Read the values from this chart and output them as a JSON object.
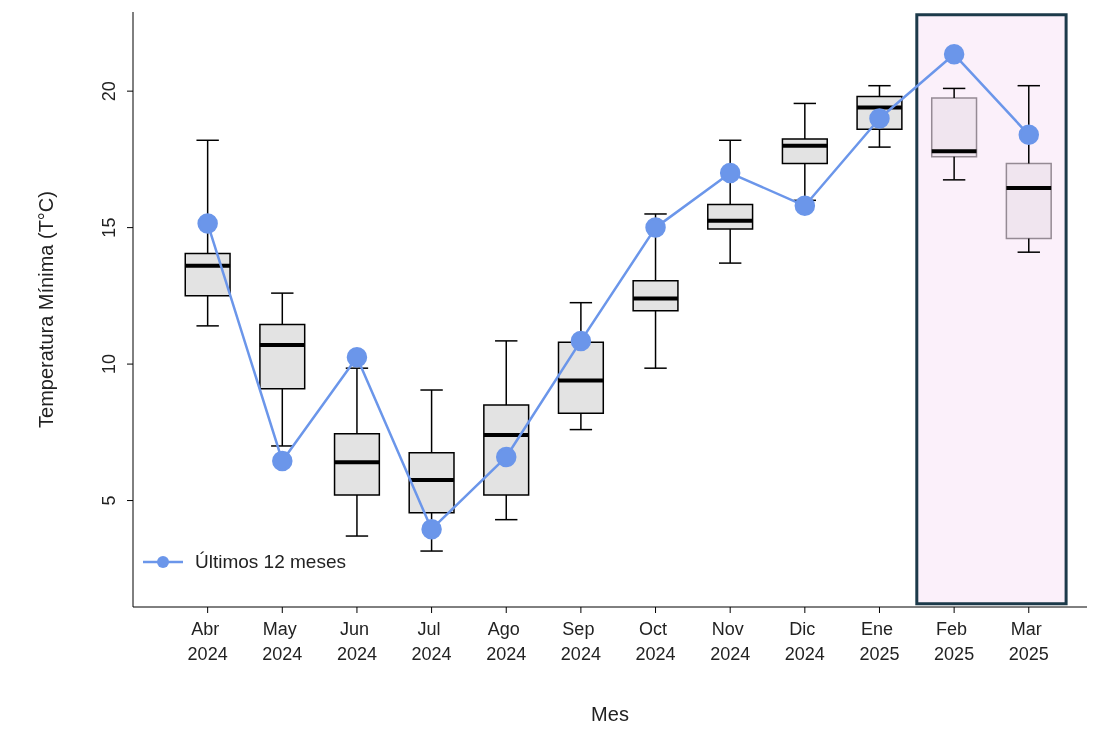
{
  "chart_data": {
    "type": "box",
    "xlabel": "Mes",
    "ylabel": "Temperatura Mínima (T°C)",
    "categories": [
      "Abr 2024",
      "May 2024",
      "Jun 2024",
      "Jul 2024",
      "Ago 2024",
      "Sep 2024",
      "Oct 2024",
      "Nov 2024",
      "Dic 2024",
      "Ene 2025",
      "Feb 2025",
      "Mar 2025"
    ],
    "boxes": [
      {
        "low": 11.4,
        "q1": 12.5,
        "median": 13.6,
        "q3": 14.05,
        "high": 18.2
      },
      {
        "low": 7.0,
        "q1": 9.1,
        "median": 10.7,
        "q3": 11.45,
        "high": 12.6
      },
      {
        "low": 3.7,
        "q1": 5.2,
        "median": 6.4,
        "q3": 7.45,
        "high": 9.85
      },
      {
        "low": 3.15,
        "q1": 4.55,
        "median": 5.75,
        "q3": 6.75,
        "high": 9.05
      },
      {
        "low": 4.3,
        "q1": 5.2,
        "median": 7.4,
        "q3": 8.5,
        "high": 10.85
      },
      {
        "low": 7.6,
        "q1": 8.2,
        "median": 9.4,
        "q3": 10.8,
        "high": 12.25
      },
      {
        "low": 9.85,
        "q1": 11.95,
        "median": 12.4,
        "q3": 13.05,
        "high": 15.5
      },
      {
        "low": 13.7,
        "q1": 14.95,
        "median": 15.25,
        "q3": 15.85,
        "high": 18.2
      },
      {
        "low": 16.0,
        "q1": 17.35,
        "median": 18.0,
        "q3": 18.25,
        "high": 19.55
      },
      {
        "low": 17.95,
        "q1": 18.6,
        "median": 19.4,
        "q3": 19.8,
        "high": 20.2
      },
      {
        "low": 16.75,
        "q1": 17.6,
        "median": 17.8,
        "q3": 19.75,
        "high": 20.1
      },
      {
        "low": 14.1,
        "q1": 14.6,
        "median": 16.45,
        "q3": 17.35,
        "high": 20.2
      }
    ],
    "series": [
      {
        "name": "Últimos 12 meses",
        "type": "line",
        "color": "#6b96ea",
        "values": [
          15.15,
          6.45,
          10.25,
          3.95,
          6.6,
          10.85,
          15.0,
          17.0,
          15.8,
          19.0,
          21.35,
          18.4
        ]
      }
    ],
    "ylim": [
      1.1,
      22.9
    ],
    "yticks": [
      5,
      10,
      15,
      20
    ],
    "legend": "bottom left",
    "marker": "circle",
    "bands": [
      {
        "axis": "x",
        "from": "Feb 2025",
        "to": "Mar 2025",
        "color": "#f8e6f6"
      }
    ]
  }
}
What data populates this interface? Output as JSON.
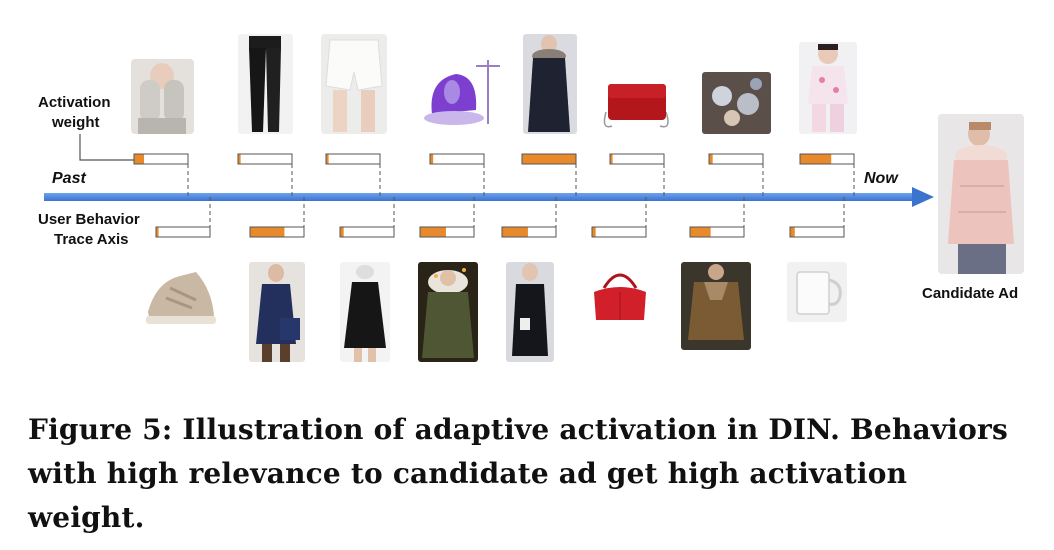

---------------

INSTRUCTIONS FOR THE TASK:
Extract all lines from the material above that include the word "JSON".

COMPLETE RESPONSE:
Read the values from this chart and output them as a JSON object.
What data populates this interface? Output as JSON.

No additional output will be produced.